CHALLENGE = Reproduce the listing below with each instance of "card-title" swapped for "card-heading", keeping everything else the same.

---

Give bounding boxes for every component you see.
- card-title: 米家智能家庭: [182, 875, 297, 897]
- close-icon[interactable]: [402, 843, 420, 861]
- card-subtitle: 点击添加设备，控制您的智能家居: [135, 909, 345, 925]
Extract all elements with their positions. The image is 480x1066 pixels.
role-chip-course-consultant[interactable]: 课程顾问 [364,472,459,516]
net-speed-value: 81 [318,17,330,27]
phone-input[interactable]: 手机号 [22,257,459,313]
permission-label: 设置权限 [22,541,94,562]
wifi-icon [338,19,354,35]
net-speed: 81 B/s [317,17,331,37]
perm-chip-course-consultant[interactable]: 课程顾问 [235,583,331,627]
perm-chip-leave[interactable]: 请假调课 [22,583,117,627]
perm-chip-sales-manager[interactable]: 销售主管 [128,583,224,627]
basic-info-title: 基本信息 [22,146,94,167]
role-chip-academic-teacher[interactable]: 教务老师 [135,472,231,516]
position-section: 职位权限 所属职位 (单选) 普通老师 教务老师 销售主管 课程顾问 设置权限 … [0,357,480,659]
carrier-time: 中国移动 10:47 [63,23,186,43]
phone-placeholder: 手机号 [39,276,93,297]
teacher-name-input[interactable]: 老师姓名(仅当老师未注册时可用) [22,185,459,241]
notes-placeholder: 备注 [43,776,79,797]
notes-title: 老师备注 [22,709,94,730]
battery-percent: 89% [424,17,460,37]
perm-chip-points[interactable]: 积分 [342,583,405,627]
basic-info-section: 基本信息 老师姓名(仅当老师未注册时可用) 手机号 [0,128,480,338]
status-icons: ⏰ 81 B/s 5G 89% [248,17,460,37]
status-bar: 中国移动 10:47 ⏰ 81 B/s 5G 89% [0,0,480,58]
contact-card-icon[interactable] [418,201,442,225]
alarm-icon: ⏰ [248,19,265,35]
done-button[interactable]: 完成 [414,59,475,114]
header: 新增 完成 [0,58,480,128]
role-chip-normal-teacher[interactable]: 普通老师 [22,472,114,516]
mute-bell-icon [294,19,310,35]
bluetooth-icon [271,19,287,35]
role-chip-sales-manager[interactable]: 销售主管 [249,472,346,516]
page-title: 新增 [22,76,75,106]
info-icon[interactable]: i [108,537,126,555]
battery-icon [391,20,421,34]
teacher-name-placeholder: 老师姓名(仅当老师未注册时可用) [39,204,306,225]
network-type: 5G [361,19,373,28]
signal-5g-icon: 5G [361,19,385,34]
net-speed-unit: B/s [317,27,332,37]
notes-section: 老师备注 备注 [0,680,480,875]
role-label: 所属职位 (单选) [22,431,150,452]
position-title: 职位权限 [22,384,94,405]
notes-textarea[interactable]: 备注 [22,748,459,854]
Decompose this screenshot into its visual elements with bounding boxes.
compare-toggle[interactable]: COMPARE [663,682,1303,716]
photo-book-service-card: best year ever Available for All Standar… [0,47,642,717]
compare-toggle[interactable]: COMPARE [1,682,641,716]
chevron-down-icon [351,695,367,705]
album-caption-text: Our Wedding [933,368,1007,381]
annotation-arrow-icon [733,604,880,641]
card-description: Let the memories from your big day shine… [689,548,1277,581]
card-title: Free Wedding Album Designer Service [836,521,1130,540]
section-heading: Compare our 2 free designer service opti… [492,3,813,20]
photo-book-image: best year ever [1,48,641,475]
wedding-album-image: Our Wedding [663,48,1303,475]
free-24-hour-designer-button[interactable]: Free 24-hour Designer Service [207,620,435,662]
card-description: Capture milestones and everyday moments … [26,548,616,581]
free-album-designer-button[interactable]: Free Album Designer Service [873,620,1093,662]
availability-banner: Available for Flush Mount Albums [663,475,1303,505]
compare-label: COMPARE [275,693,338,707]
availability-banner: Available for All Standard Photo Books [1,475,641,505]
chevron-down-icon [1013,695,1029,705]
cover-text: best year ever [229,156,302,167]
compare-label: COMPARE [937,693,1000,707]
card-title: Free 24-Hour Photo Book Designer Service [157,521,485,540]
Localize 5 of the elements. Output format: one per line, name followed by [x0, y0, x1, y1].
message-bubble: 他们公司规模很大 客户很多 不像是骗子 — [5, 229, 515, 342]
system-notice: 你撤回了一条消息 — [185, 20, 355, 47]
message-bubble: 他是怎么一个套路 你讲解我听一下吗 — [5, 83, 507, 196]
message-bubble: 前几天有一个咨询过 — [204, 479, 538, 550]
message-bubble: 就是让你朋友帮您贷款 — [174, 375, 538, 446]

---

RESULT =
Give bounding boxes for every component you see.
- card-heading: 米家智能家庭: [182, 875, 297, 897]
- close-icon[interactable]: [402, 843, 420, 861]
- card-subtitle: 点击添加设备，控制您的智能家居: [135, 909, 345, 925]
Extract all elements with their positions. The image is 480x1066 pixels.
role-chip-course-consultant[interactable]: 课程顾问 [364,472,459,516]
net-speed-value: 81 [318,17,330,27]
phone-input[interactable]: 手机号 [22,257,459,313]
permission-label: 设置权限 [22,541,94,562]
wifi-icon [338,19,354,35]
net-speed: 81 B/s [317,17,331,37]
perm-chip-course-consultant[interactable]: 课程顾问 [235,583,331,627]
perm-chip-leave[interactable]: 请假调课 [22,583,117,627]
perm-chip-sales-manager[interactable]: 销售主管 [128,583,224,627]
basic-info-title: 基本信息 [22,146,94,167]
role-chip-academic-teacher[interactable]: 教务老师 [135,472,231,516]
position-section: 职位权限 所属职位 (单选) 普通老师 教务老师 销售主管 课程顾问 设置权限 … [0,357,480,659]
carrier-time: 中国移动 10:47 [63,23,186,43]
phone-placeholder: 手机号 [39,276,93,297]
teacher-name-input[interactable]: 老师姓名(仅当老师未注册时可用) [22,185,459,241]
notes-placeholder: 备注 [43,776,79,797]
notes-title: 老师备注 [22,709,94,730]
battery-percent: 89% [424,17,460,37]
perm-chip-points[interactable]: 积分 [342,583,405,627]
basic-info-section: 基本信息 老师姓名(仅当老师未注册时可用) 手机号 [0,128,480,338]
status-icons: ⏰ 81 B/s 5G 89% [248,17,460,37]
status-bar: 中国移动 10:47 ⏰ 81 B/s 5G 89% [0,0,480,58]
contact-card-icon[interactable] [418,201,442,225]
alarm-icon: ⏰ [248,19,265,35]
done-button[interactable]: 完成 [414,59,475,114]
header: 新增 完成 [0,58,480,128]
role-chip-normal-teacher[interactable]: 普通老师 [22,472,114,516]
mute-bell-icon [294,19,310,35]
bluetooth-icon [271,19,287,35]
role-chip-sales-manager[interactable]: 销售主管 [249,472,346,516]
page-title: 新增 [22,76,75,106]
info-icon[interactable]: i [108,537,126,555]
battery-icon [391,20,421,34]
teacher-name-placeholder: 老师姓名(仅当老师未注册时可用) [39,204,306,225]
network-type: 5G [361,19,373,28]
signal-5g-icon: 5G [361,19,385,34]
net-speed-unit: B/s [317,27,332,37]
notes-section: 老师备注 备注 [0,680,480,875]
role-label: 所属职位 (单选) [22,431,150,452]
position-title: 职位权限 [22,384,94,405]
notes-textarea[interactable]: 备注 [22,748,459,854]
Decompose this screenshot into its visual elements with bounding boxes.
compare-toggle[interactable]: COMPARE [663,682,1303,716]
photo-book-service-card: best year ever Available for All Standar… [0,47,642,717]
compare-toggle[interactable]: COMPARE [1,682,641,716]
chevron-down-icon [351,695,367,705]
album-caption-text: Our Wedding [933,368,1007,381]
annotation-arrow-icon [733,604,880,641]
card-description: Let the memories from your big day shine… [689,548,1277,581]
card-heading: Free Wedding Album Designer Service [836,521,1130,540]
section-heading: Compare our 2 free designer service opti… [492,3,813,20]
photo-book-image: best year ever [1,48,641,475]
wedding-album-image: Our Wedding [663,48,1303,475]
free-24-hour-designer-button[interactable]: Free 24-hour Designer Service [207,620,435,662]
card-description: Capture milestones and everyday moments … [26,548,616,581]
free-album-designer-button[interactable]: Free Album Designer Service [873,620,1093,662]
availability-banner: Available for Flush Mount Albums [663,475,1303,505]
compare-label: COMPARE [275,693,338,707]
availability-banner: Available for All Standard Photo Books [1,475,641,505]
chevron-down-icon [1013,695,1029,705]
cover-text: best year ever [229,156,302,167]
compare-label: COMPARE [937,693,1000,707]
card-heading: Free 24-Hour Photo Book Designer Service [157,521,485,540]
Localize 5 of the elements. Output format: one per line, name followed by [x0, y0, x1, y1].
message-bubble: 他们公司规模很大 客户很多 不像是骗子 — [5, 229, 515, 342]
system-notice: 你撤回了一条消息 — [185, 20, 355, 47]
message-bubble: 他是怎么一个套路 你讲解我听一下吗 — [5, 83, 507, 196]
message-bubble: 前几天有一个咨询过 — [204, 479, 538, 550]
message-bubble: 就是让你朋友帮您贷款 — [174, 375, 538, 446]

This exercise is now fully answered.